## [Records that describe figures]
____________________

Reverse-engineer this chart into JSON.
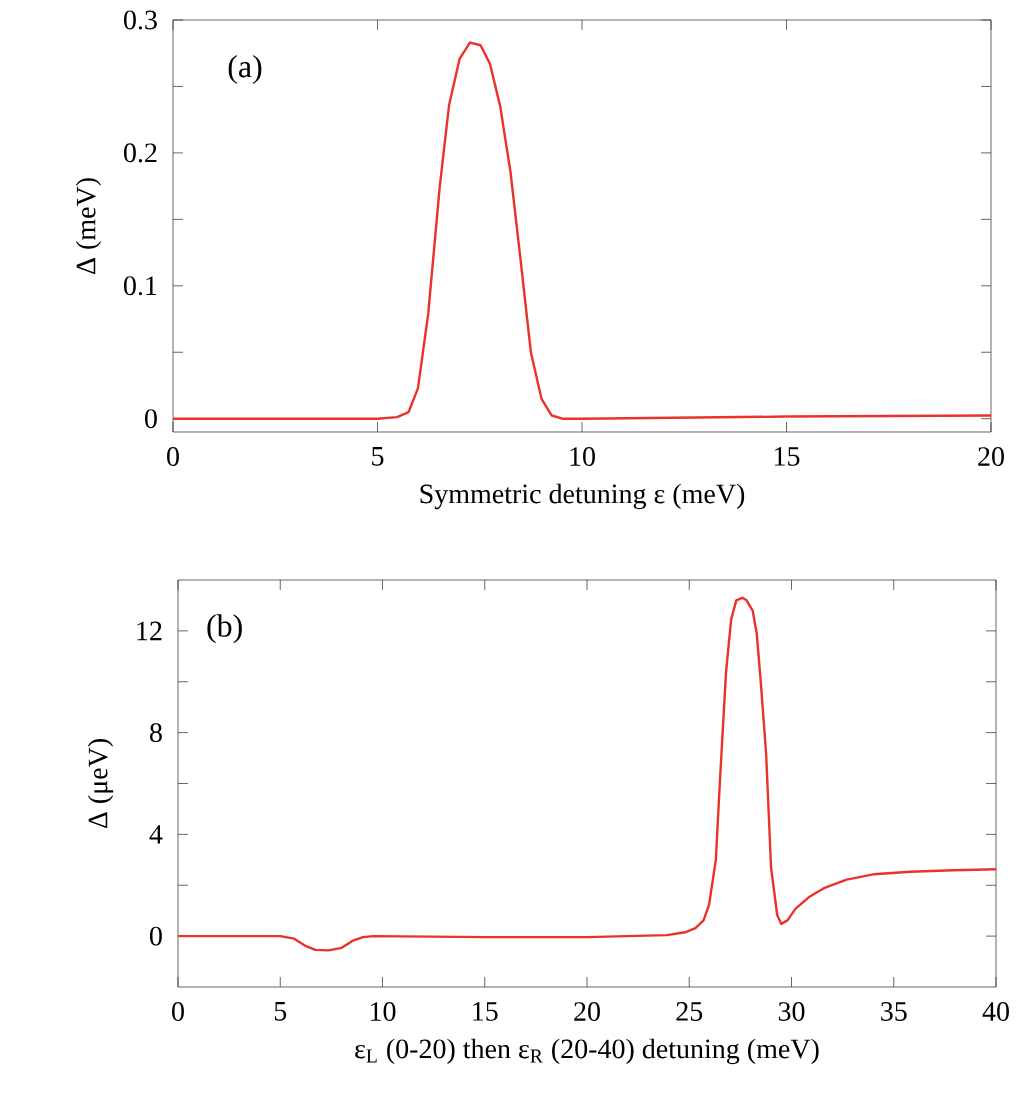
{
  "chart_data": [
    {
      "type": "line",
      "xlabel": "Symmetric detuning ε (meV)",
      "ylabel": "Δ (meV)",
      "annotations": [
        "(a)"
      ],
      "color": "#e8322a",
      "marker": "none",
      "line_style": "solid",
      "grid": false,
      "x": [
        0,
        5,
        5.48,
        5.76,
        5.99,
        6.24,
        6.52,
        6.75,
        7.01,
        7.26,
        7.52,
        7.75,
        8.0,
        8.25,
        8.5,
        8.75,
        9.01,
        9.26,
        9.52,
        10,
        15,
        20
      ],
      "values": [
        0,
        0,
        0.0012,
        0.005,
        0.023,
        0.079,
        0.174,
        0.236,
        0.271,
        0.283,
        0.281,
        0.267,
        0.235,
        0.186,
        0.119,
        0.05,
        0.015,
        0.0024,
        0,
        0,
        0.0016,
        0.0024
      ],
      "xlim": [
        0,
        20
      ],
      "ylim": [
        -0.01,
        0.3
      ],
      "xticks": [
        0,
        5,
        10,
        15,
        20
      ],
      "yticks": [
        0,
        {
          "value": 0.05,
          "label": null
        },
        0.1,
        {
          "value": 0.15,
          "label": null
        },
        0.2,
        {
          "value": 0.25,
          "label": null
        },
        0.3
      ]
    },
    {
      "type": "line",
      "xlabel": "ε$_{L}$ (0-20) then ε$_{R}$ (20-40) detuning (meV)",
      "ylabel": "Δ (μeV)",
      "annotations": [
        "(b)"
      ],
      "color": "#e8322a",
      "marker": "none",
      "line_style": "solid",
      "grid": false,
      "x": [
        0,
        5,
        5.68,
        6.2,
        6.72,
        7.36,
        8.0,
        8.53,
        9.04,
        9.56,
        15.1,
        20,
        23.9,
        24.8,
        25.3,
        25.7,
        25.97,
        26.3,
        26.5,
        26.8,
        27.05,
        27.3,
        27.6,
        27.8,
        28.1,
        28.3,
        28.5,
        28.76,
        29.0,
        29.3,
        29.5,
        29.8,
        30.2,
        30.9,
        31.65,
        32.7,
        34.0,
        35.8,
        37.9,
        40
      ],
      "values": [
        0,
        0,
        -0.1,
        -0.37,
        -0.54,
        -0.56,
        -0.46,
        -0.19,
        -0.04,
        0,
        -0.04,
        -0.04,
        0.04,
        0.15,
        0.31,
        0.62,
        1.24,
        3.0,
        6.1,
        10.4,
        12.45,
        13.2,
        13.3,
        13.2,
        12.8,
        11.9,
        9.96,
        7.16,
        2.7,
        0.83,
        0.48,
        0.62,
        1.08,
        1.56,
        1.91,
        2.22,
        2.43,
        2.53,
        2.59,
        2.63
      ],
      "xlim": [
        0,
        40
      ],
      "ylim": [
        -2,
        14
      ],
      "xticks": [
        0,
        5,
        10,
        15,
        20,
        25,
        30,
        35,
        40
      ],
      "yticks": [
        0,
        {
          "value": 2,
          "label": null
        },
        4,
        {
          "value": 6,
          "label": null
        },
        8,
        {
          "value": 10,
          "label": null
        },
        12
      ]
    }
  ]
}
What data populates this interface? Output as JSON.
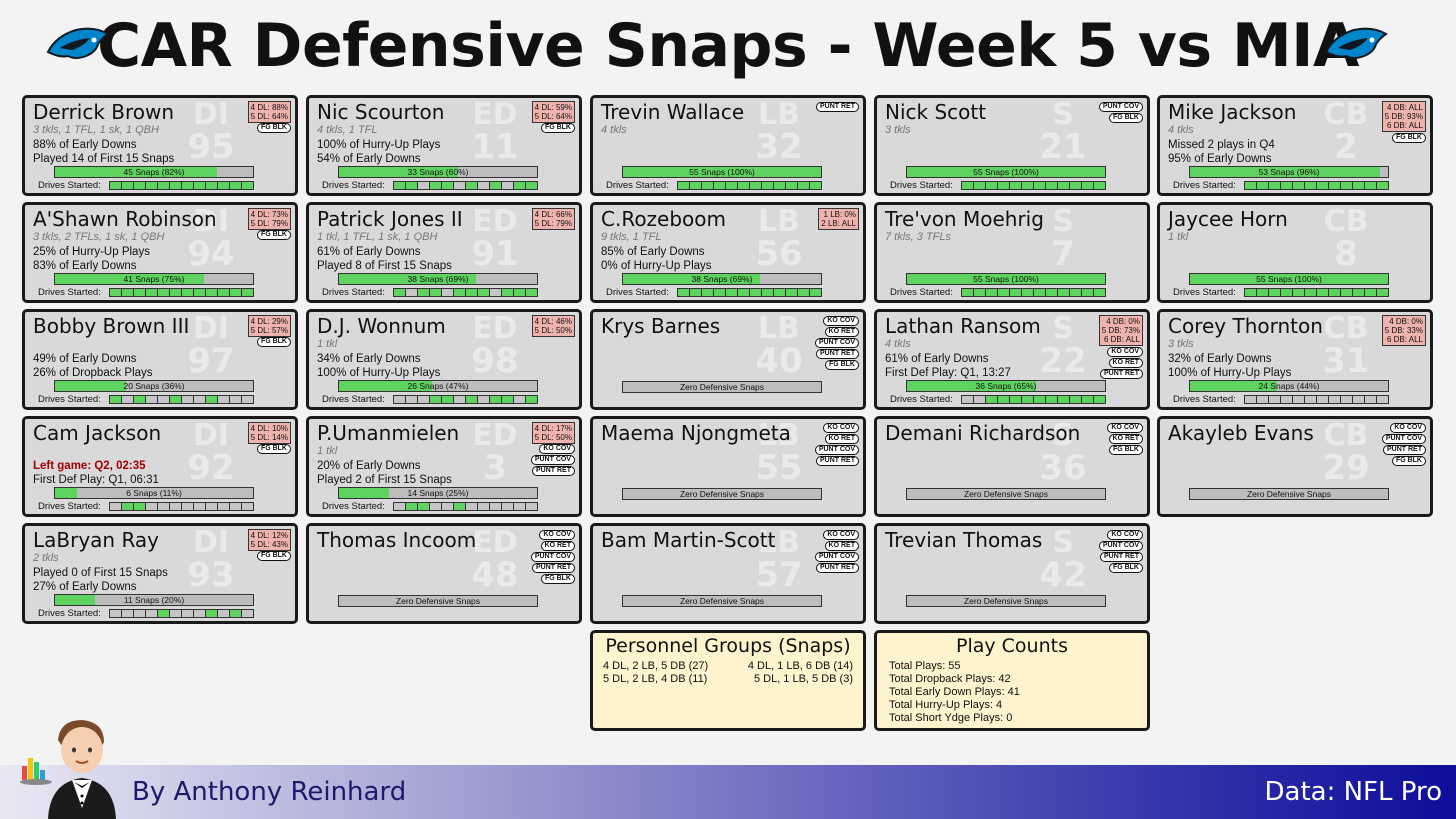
{
  "title": "CAR Defensive Snaps - Week 5 vs MIA",
  "footer": {
    "byline": "By Anthony Reinhard",
    "source": "Data: NFL Pro"
  },
  "colors": {
    "snap_fill": "#5fd35f",
    "pct_box": "#efb3ae",
    "card_bg": "#d9d9d9",
    "panel_bg": "#fdf3cc"
  },
  "players": [
    {
      "name": "Derrick Brown",
      "pos": "DI",
      "num": "95",
      "stats": "3 tkls, 1 TFL, 1 sk, 1 QBH",
      "line1": "88% of Early Downs",
      "line2": "Played 14 of First 15 Snaps",
      "snaps": "45 Snaps (82%)",
      "pct": 0.82,
      "pct_lines": [
        "4 DL: 88%",
        "5 DL: 64%"
      ],
      "tags": [
        "FG BLK"
      ],
      "drives": [
        1,
        1,
        1,
        1,
        1,
        1,
        1,
        1,
        1,
        1,
        1,
        1
      ],
      "zero": false
    },
    {
      "name": "Nic Scourton",
      "pos": "ED",
      "num": "11",
      "stats": "4 tkls, 1 TFL",
      "line1": "100% of Hurry-Up Plays",
      "line2": "54% of Early Downs",
      "snaps": "33 Snaps (60%)",
      "pct": 0.6,
      "pct_lines": [
        "4 DL: 59%",
        "5 DL: 64%"
      ],
      "tags": [
        "FG BLK"
      ],
      "drives": [
        1,
        1,
        0,
        1,
        1,
        0,
        1,
        0,
        1,
        0,
        1,
        1
      ],
      "zero": false
    },
    {
      "name": "Trevin Wallace",
      "pos": "LB",
      "num": "32",
      "stats": "4 tkls",
      "line1": "",
      "line2": "",
      "snaps": "55 Snaps (100%)",
      "pct": 1.0,
      "pct_lines": [],
      "tags": [
        "PUNT RET"
      ],
      "drives": [
        1,
        1,
        1,
        1,
        1,
        1,
        1,
        1,
        1,
        1,
        1,
        1
      ],
      "zero": false
    },
    {
      "name": "Nick Scott",
      "pos": "S",
      "num": "21",
      "stats": "3 tkls",
      "line1": "",
      "line2": "",
      "snaps": "55 Snaps (100%)",
      "pct": 1.0,
      "pct_lines": [],
      "tags": [
        "PUNT COV",
        "FG BLK"
      ],
      "drives": [
        1,
        1,
        1,
        1,
        1,
        1,
        1,
        1,
        1,
        1,
        1,
        1
      ],
      "zero": false
    },
    {
      "name": "Mike Jackson",
      "pos": "CB",
      "num": "2",
      "stats": "4 tkls",
      "line1": "Missed 2 plays in Q4",
      "line2": "95% of Early Downs",
      "snaps": "53 Snaps (96%)",
      "pct": 0.96,
      "pct_lines": [
        "4 DB: ALL",
        "5 DB: 93%",
        "6 DB: ALL"
      ],
      "tags": [
        "FG BLK"
      ],
      "drives": [
        1,
        1,
        1,
        1,
        1,
        1,
        1,
        1,
        1,
        1,
        1,
        1
      ],
      "zero": false
    },
    {
      "name": "A'Shawn Robinson",
      "pos": "DI",
      "num": "94",
      "stats": "3 tkls, 2 TFLs, 1 sk, 1 QBH",
      "line1": "25% of Hurry-Up Plays",
      "line2": "83% of Early Downs",
      "snaps": "41 Snaps (75%)",
      "pct": 0.75,
      "pct_lines": [
        "4 DL: 73%",
        "5 DL: 79%"
      ],
      "tags": [
        "FG BLK"
      ],
      "drives": [
        1,
        1,
        1,
        1,
        1,
        1,
        1,
        1,
        1,
        1,
        1,
        1
      ],
      "zero": false
    },
    {
      "name": "Patrick Jones II",
      "pos": "ED",
      "num": "91",
      "stats": "1 tkl, 1 TFL, 1 sk, 1 QBH",
      "line1": "61% of Early Downs",
      "line2": "Played 8 of First 15 Snaps",
      "snaps": "38 Snaps (69%)",
      "pct": 0.69,
      "pct_lines": [
        "4 DL: 66%",
        "5 DL: 79%"
      ],
      "tags": [],
      "drives": [
        1,
        0,
        1,
        1,
        0,
        1,
        1,
        1,
        0,
        1,
        1,
        1
      ],
      "zero": false
    },
    {
      "name": "C.Rozeboom",
      "pos": "LB",
      "num": "56",
      "stats": "9 tkls, 1 TFL",
      "line1": "85% of Early Downs",
      "line2": "0% of Hurry-Up Plays",
      "snaps": "38 Snaps (69%)",
      "pct": 0.69,
      "pct_lines": [
        "1 LB: 0%",
        "2 LB: ALL"
      ],
      "tags": [],
      "drives": [
        1,
        1,
        1,
        1,
        1,
        1,
        1,
        1,
        1,
        1,
        1,
        1
      ],
      "zero": false
    },
    {
      "name": "Tre'von Moehrig",
      "pos": "S",
      "num": "7",
      "stats": "7 tkls, 3 TFLs",
      "line1": "",
      "line2": "",
      "snaps": "55 Snaps (100%)",
      "pct": 1.0,
      "pct_lines": [],
      "tags": [],
      "drives": [
        1,
        1,
        1,
        1,
        1,
        1,
        1,
        1,
        1,
        1,
        1,
        1
      ],
      "zero": false
    },
    {
      "name": "Jaycee Horn",
      "pos": "CB",
      "num": "8",
      "stats": "1 tkl",
      "line1": "",
      "line2": "",
      "snaps": "55 Snaps (100%)",
      "pct": 1.0,
      "pct_lines": [],
      "tags": [],
      "drives": [
        1,
        1,
        1,
        1,
        1,
        1,
        1,
        1,
        1,
        1,
        1,
        1
      ],
      "zero": false
    },
    {
      "name": "Bobby Brown III",
      "pos": "DI",
      "num": "97",
      "stats": "",
      "line1": "49% of Early Downs",
      "line2": "26% of Dropback Plays",
      "snaps": "20 Snaps (36%)",
      "pct": 0.36,
      "pct_lines": [
        "4 DL: 29%",
        "5 DL: 57%"
      ],
      "tags": [
        "FG BLK"
      ],
      "drives": [
        1,
        0,
        1,
        0,
        0,
        1,
        0,
        0,
        1,
        0,
        0,
        0
      ],
      "zero": false
    },
    {
      "name": "D.J. Wonnum",
      "pos": "ED",
      "num": "98",
      "stats": "1 tkl",
      "line1": "34% of Early Downs",
      "line2": "100% of Hurry-Up Plays",
      "snaps": "26 Snaps (47%)",
      "pct": 0.47,
      "pct_lines": [
        "4 DL: 46%",
        "5 DL: 50%"
      ],
      "tags": [],
      "drives": [
        0,
        0,
        0,
        1,
        1,
        0,
        1,
        0,
        1,
        1,
        0,
        1
      ],
      "zero": false
    },
    {
      "name": "Krys Barnes",
      "pos": "LB",
      "num": "40",
      "stats": "",
      "line1": "",
      "line2": "",
      "snaps": "Zero Defensive Snaps",
      "pct": 0,
      "pct_lines": [],
      "tags": [
        "KO COV",
        "KO RET",
        "PUNT COV",
        "PUNT RET",
        "FG BLK"
      ],
      "drives": [],
      "zero": true
    },
    {
      "name": "Lathan Ransom",
      "pos": "S",
      "num": "22",
      "stats": "4 tkls",
      "line1": "61% of Early Downs",
      "line2": "First Def Play: Q1, 13:27",
      "snaps": "36 Snaps (65%)",
      "pct": 0.65,
      "pct_lines": [
        "4 DB: 0%",
        "5 DB: 73%",
        "6 DB: ALL"
      ],
      "tags": [
        "KO COV",
        "KO RET",
        "PUNT RET"
      ],
      "drives": [
        0,
        0,
        1,
        1,
        1,
        1,
        1,
        1,
        1,
        1,
        1,
        1
      ],
      "zero": false
    },
    {
      "name": "Corey Thornton",
      "pos": "CB",
      "num": "31",
      "stats": "3 tkls",
      "line1": "32% of Early Downs",
      "line2": "100% of Hurry-Up Plays",
      "snaps": "24 Snaps (44%)",
      "pct": 0.44,
      "pct_lines": [
        "4 DB: 0%",
        "5 DB: 33%",
        "6 DB: ALL"
      ],
      "tags": [],
      "drives": [
        0,
        0,
        0,
        0,
        0,
        0,
        0,
        0,
        0,
        0,
        0,
        0
      ],
      "zero": false
    },
    {
      "name": "Cam Jackson",
      "pos": "DI",
      "num": "92",
      "stats": "",
      "line1": "Left game: Q2, 02:35",
      "line1_red": true,
      "line2": "First Def Play: Q1, 06:31",
      "snaps": "6 Snaps (11%)",
      "pct": 0.11,
      "pct_lines": [
        "4 DL: 10%",
        "5 DL: 14%"
      ],
      "tags": [
        "FG BLK"
      ],
      "drives": [
        0,
        1,
        1,
        0,
        0,
        0,
        0,
        0,
        0,
        0,
        0,
        0
      ],
      "zero": false
    },
    {
      "name": "P.Umanmielen",
      "pos": "ED",
      "num": "3",
      "stats": "1 tkl",
      "line1": "20% of Early Downs",
      "line2": "Played 2 of First 15 Snaps",
      "snaps": "14 Snaps (25%)",
      "pct": 0.25,
      "pct_lines": [
        "4 DL: 17%",
        "5 DL: 50%"
      ],
      "tags": [
        "KO COV",
        "PUNT COV",
        "PUNT RET"
      ],
      "drives": [
        0,
        1,
        1,
        0,
        0,
        1,
        0,
        0,
        0,
        0,
        0,
        0
      ],
      "zero": false
    },
    {
      "name": "Maema Njongmeta",
      "pos": "LB",
      "num": "55",
      "stats": "",
      "line1": "",
      "line2": "",
      "snaps": "Zero Defensive Snaps",
      "pct": 0,
      "pct_lines": [],
      "tags": [
        "KO COV",
        "KO RET",
        "PUNT COV",
        "PUNT RET"
      ],
      "drives": [],
      "zero": true
    },
    {
      "name": "Demani Richardson",
      "pos": "S",
      "num": "36",
      "stats": "",
      "line1": "",
      "line2": "",
      "snaps": "Zero Defensive Snaps",
      "pct": 0,
      "pct_lines": [],
      "tags": [
        "KO COV",
        "KO RET",
        "FG BLK"
      ],
      "drives": [],
      "zero": true
    },
    {
      "name": "Akayleb Evans",
      "pos": "CB",
      "num": "29",
      "stats": "",
      "line1": "",
      "line2": "",
      "snaps": "Zero Defensive Snaps",
      "pct": 0,
      "pct_lines": [],
      "tags": [
        "KO COV",
        "PUNT COV",
        "PUNT RET",
        "FG BLK"
      ],
      "drives": [],
      "zero": true
    },
    {
      "name": "LaBryan Ray",
      "pos": "DI",
      "num": "93",
      "stats": "2 tkls",
      "line1": "Played 0 of First 15 Snaps",
      "line2": "27% of Early Downs",
      "snaps": "11 Snaps (20%)",
      "pct": 0.2,
      "pct_lines": [
        "4 DL: 12%",
        "5 DL: 43%"
      ],
      "tags": [
        "FG BLK"
      ],
      "drives": [
        0,
        0,
        0,
        0,
        1,
        0,
        0,
        0,
        1,
        0,
        1,
        0
      ],
      "zero": false
    },
    {
      "name": "Thomas Incoom",
      "pos": "ED",
      "num": "48",
      "stats": "",
      "line1": "",
      "line2": "",
      "snaps": "Zero Defensive Snaps",
      "pct": 0,
      "pct_lines": [],
      "tags": [
        "KO COV",
        "KO RET",
        "PUNT COV",
        "PUNT RET",
        "FG BLK"
      ],
      "drives": [],
      "zero": true
    },
    {
      "name": "Bam Martin-Scott",
      "pos": "LB",
      "num": "57",
      "stats": "",
      "line1": "",
      "line2": "",
      "snaps": "Zero Defensive Snaps",
      "pct": 0,
      "pct_lines": [],
      "tags": [
        "KO COV",
        "KO RET",
        "PUNT COV",
        "PUNT RET"
      ],
      "drives": [],
      "zero": true
    },
    {
      "name": "Trevian Thomas",
      "pos": "S",
      "num": "42",
      "stats": "",
      "line1": "",
      "line2": "",
      "snaps": "Zero Defensive Snaps",
      "pct": 0,
      "pct_lines": [],
      "tags": [
        "KO COV",
        "PUNT COV",
        "PUNT RET",
        "FG BLK"
      ],
      "drives": [],
      "zero": true
    }
  ],
  "drives_label": "Drives Started:",
  "personnel": {
    "title": "Personnel Groups (Snaps)",
    "groups": [
      "4 DL, 2 LB, 5 DB (27)",
      "4 DL, 1 LB, 6 DB (14)",
      "5 DL, 2 LB, 4 DB (11)",
      "5 DL, 1 LB, 5 DB (3)"
    ]
  },
  "play_counts": {
    "title": "Play Counts",
    "lines": [
      "Total Plays: 55",
      "Total Dropback Plays: 42",
      "Total Early Down Plays: 41",
      "Total Hurry-Up Plays: 4",
      "Total Short Ydge Plays: 0"
    ]
  }
}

____________________

## [Brief]
Track down the lines that include the word "Dropback" and copy them.

## [Exercise output]
      "line2": "26% of Dropback Plays",
      "Total Dropback Plays: 42",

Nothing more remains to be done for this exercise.